Directions for this task -> What is the number of lines containing "java"? Give only that number.

#####

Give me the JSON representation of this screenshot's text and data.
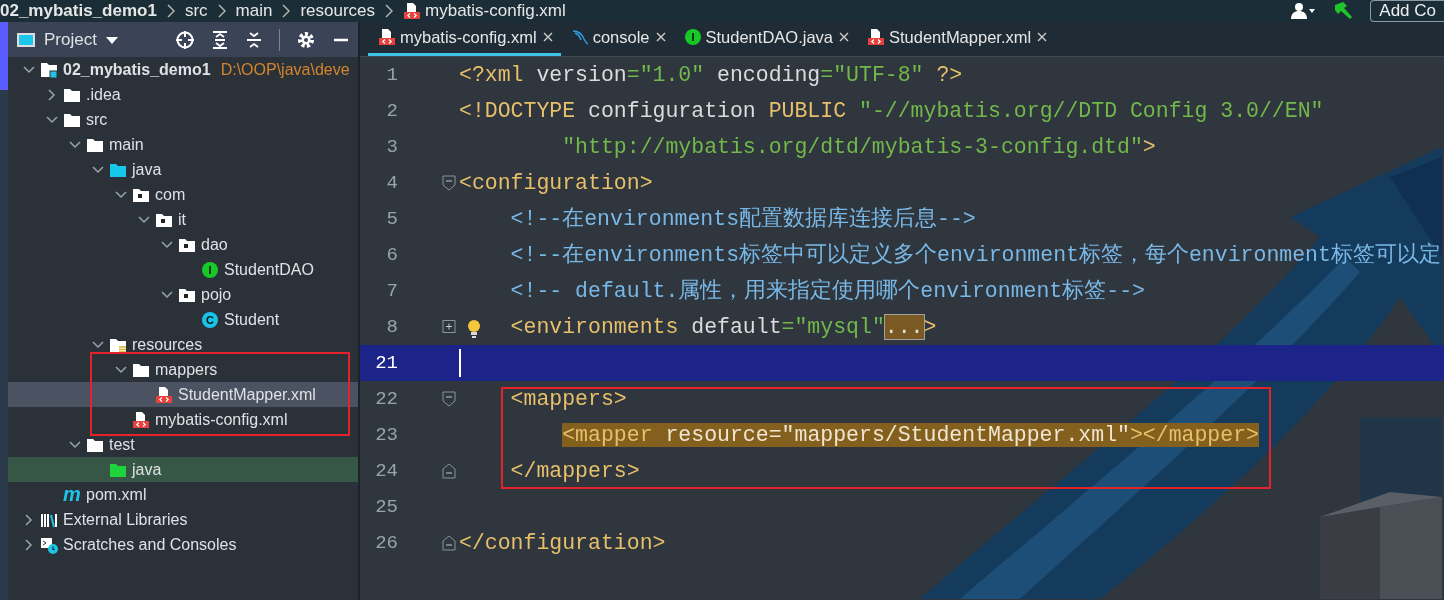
{
  "breadcrumbs": [
    {
      "label": "02_mybatis_demo1",
      "kind": "project"
    },
    {
      "label": "src",
      "kind": "folder"
    },
    {
      "label": "main",
      "kind": "folder"
    },
    {
      "label": "resources",
      "kind": "folder"
    },
    {
      "label": "mybatis-config.xml",
      "kind": "xml"
    }
  ],
  "toolbar": {
    "button": "Add Co"
  },
  "project_panel": {
    "title": "Project",
    "tree": [
      {
        "label": "02_mybatis_demo1",
        "kind": "module",
        "path": "D:\\OOP\\java\\deve",
        "expanded": true,
        "selected": false,
        "children": [
          {
            "label": ".idea",
            "kind": "folder",
            "expanded": false,
            "selected": false
          },
          {
            "label": "src",
            "kind": "folder",
            "expanded": true,
            "selected": false,
            "children": [
              {
                "label": "main",
                "kind": "folder",
                "expanded": true,
                "selected": false,
                "children": [
                  {
                    "label": "java",
                    "kind": "source-folder",
                    "expanded": true,
                    "selected": false,
                    "children": [
                      {
                        "label": "com",
                        "kind": "package",
                        "expanded": true,
                        "selected": false,
                        "children": [
                          {
                            "label": "it",
                            "kind": "package",
                            "expanded": true,
                            "selected": false,
                            "children": [
                              {
                                "label": "dao",
                                "kind": "package",
                                "expanded": true,
                                "selected": false,
                                "children": [
                                  {
                                    "label": "StudentDAO",
                                    "kind": "interface",
                                    "glyph": "I",
                                    "selected": false
                                  }
                                ]
                              },
                              {
                                "label": "pojo",
                                "kind": "package",
                                "expanded": true,
                                "selected": false,
                                "children": [
                                  {
                                    "label": "Student",
                                    "kind": "class",
                                    "glyph": "C",
                                    "selected": false
                                  }
                                ]
                              }
                            ]
                          }
                        ]
                      }
                    ]
                  },
                  {
                    "label": "resources",
                    "kind": "resources-folder",
                    "expanded": true,
                    "selected": false,
                    "children": [
                      {
                        "label": "mappers",
                        "kind": "folder",
                        "expanded": true,
                        "selected": false,
                        "framed": true,
                        "children": [
                          {
                            "label": "StudentMapper.xml",
                            "kind": "xml",
                            "selected": true,
                            "framed": true
                          }
                        ]
                      },
                      {
                        "label": "mybatis-config.xml",
                        "kind": "xml",
                        "selected": false,
                        "framed": true
                      }
                    ]
                  }
                ]
              },
              {
                "label": "test",
                "kind": "folder",
                "expanded": true,
                "selected": false,
                "children": [
                  {
                    "label": "java",
                    "kind": "test-source-folder",
                    "selected": false
                  }
                ]
              }
            ]
          },
          {
            "label": "pom.xml",
            "kind": "maven",
            "glyph": "m",
            "selected": false
          }
        ]
      },
      {
        "label": "External Libraries",
        "kind": "libraries",
        "expanded": false,
        "selected": false
      },
      {
        "label": "Scratches and Consoles",
        "kind": "scratches",
        "expanded": false,
        "selected": false
      }
    ]
  },
  "tabs": [
    {
      "label": "mybatis-config.xml",
      "kind": "xml",
      "selected": true
    },
    {
      "label": "console",
      "kind": "console",
      "selected": false
    },
    {
      "label": "StudentDAO.java",
      "kind": "interface",
      "glyph": "I",
      "selected": false
    },
    {
      "label": "StudentMapper.xml",
      "kind": "xml",
      "selected": false
    }
  ],
  "editor": {
    "lines": [
      {
        "number": "1",
        "kind": "plain",
        "current": false,
        "tokens": [
          {
            "kind": "tag",
            "s": "<?xml"
          },
          {
            "kind": "attr",
            "s": " version"
          },
          {
            "kind": "str",
            "s": "=\"1.0\""
          },
          {
            "kind": "attr",
            "s": " encoding"
          },
          {
            "kind": "str",
            "s": "=\"UTF-8\""
          },
          {
            "kind": "tag",
            "s": " ?>"
          }
        ]
      },
      {
        "number": "2",
        "kind": "plain",
        "current": false,
        "tokens": [
          {
            "kind": "tag",
            "s": "<!DOCTYPE"
          },
          {
            "kind": "attr",
            "s": " configuration"
          },
          {
            "kind": "tag",
            "s": " PUBLIC"
          },
          {
            "kind": "str",
            "s": " \"-//mybatis.org//DTD Config 3.0//EN\""
          }
        ]
      },
      {
        "number": "3",
        "kind": "plain",
        "current": false,
        "tokens": [
          {
            "kind": "str",
            "s": "        \"http://mybatis.org/dtd/mybatis-3-config.dtd\""
          },
          {
            "kind": "tag",
            "s": ">"
          }
        ]
      },
      {
        "number": "4",
        "kind": "fold-start",
        "current": false,
        "tokens": [
          {
            "kind": "tag",
            "s": "<configuration>"
          }
        ]
      },
      {
        "number": "5",
        "kind": "plain",
        "current": false,
        "tokens": [
          {
            "kind": "com",
            "s": "    <!--在environments配置数据库连接后息-->"
          }
        ]
      },
      {
        "number": "6",
        "kind": "plain",
        "current": false,
        "tokens": [
          {
            "kind": "com",
            "s": "    <!--在environments标签中可以定义多个environment标签，每个environment标签可以定"
          }
        ]
      },
      {
        "number": "7",
        "kind": "plain",
        "current": false,
        "tokens": [
          {
            "kind": "com",
            "s": "    <!-- default.属性，用来指定使用哪个environment标签-->"
          }
        ]
      },
      {
        "number": "8",
        "kind": "folded",
        "current": false,
        "hint": true,
        "tokens": [
          {
            "kind": "tag",
            "s": "    <environments"
          },
          {
            "kind": "attr",
            "s": " default"
          },
          {
            "kind": "str",
            "s": "=\"mysql\""
          },
          {
            "kind": "fold",
            "s": "..."
          },
          {
            "kind": "tag",
            "s": ">"
          }
        ]
      },
      {
        "number": "21",
        "kind": "plain",
        "current": true
      },
      {
        "number": "22",
        "kind": "fold-start",
        "current": false,
        "framed": true,
        "tokens": [
          {
            "kind": "tag",
            "s": "    <mappers>"
          }
        ]
      },
      {
        "number": "23",
        "kind": "plain",
        "current": false,
        "marked": true,
        "framed": true,
        "tokens": [
          {
            "kind": "tag",
            "s": "        <mapper"
          },
          {
            "kind": "attr",
            "s": " resource"
          },
          {
            "kind": "str",
            "s": "=\"mappers/StudentMapper.xml\""
          },
          {
            "kind": "tag",
            "s": "></mapper>"
          }
        ]
      },
      {
        "number": "24",
        "kind": "fold-end",
        "current": false,
        "framed": true,
        "tokens": [
          {
            "kind": "tag",
            "s": "    </mappers>"
          }
        ]
      },
      {
        "number": "25",
        "kind": "plain",
        "current": false
      },
      {
        "number": "26",
        "kind": "fold-end",
        "current": false,
        "tokens": [
          {
            "kind": "tag",
            "s": "</configuration>"
          }
        ]
      }
    ]
  }
}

#####

Solution to this task -> 4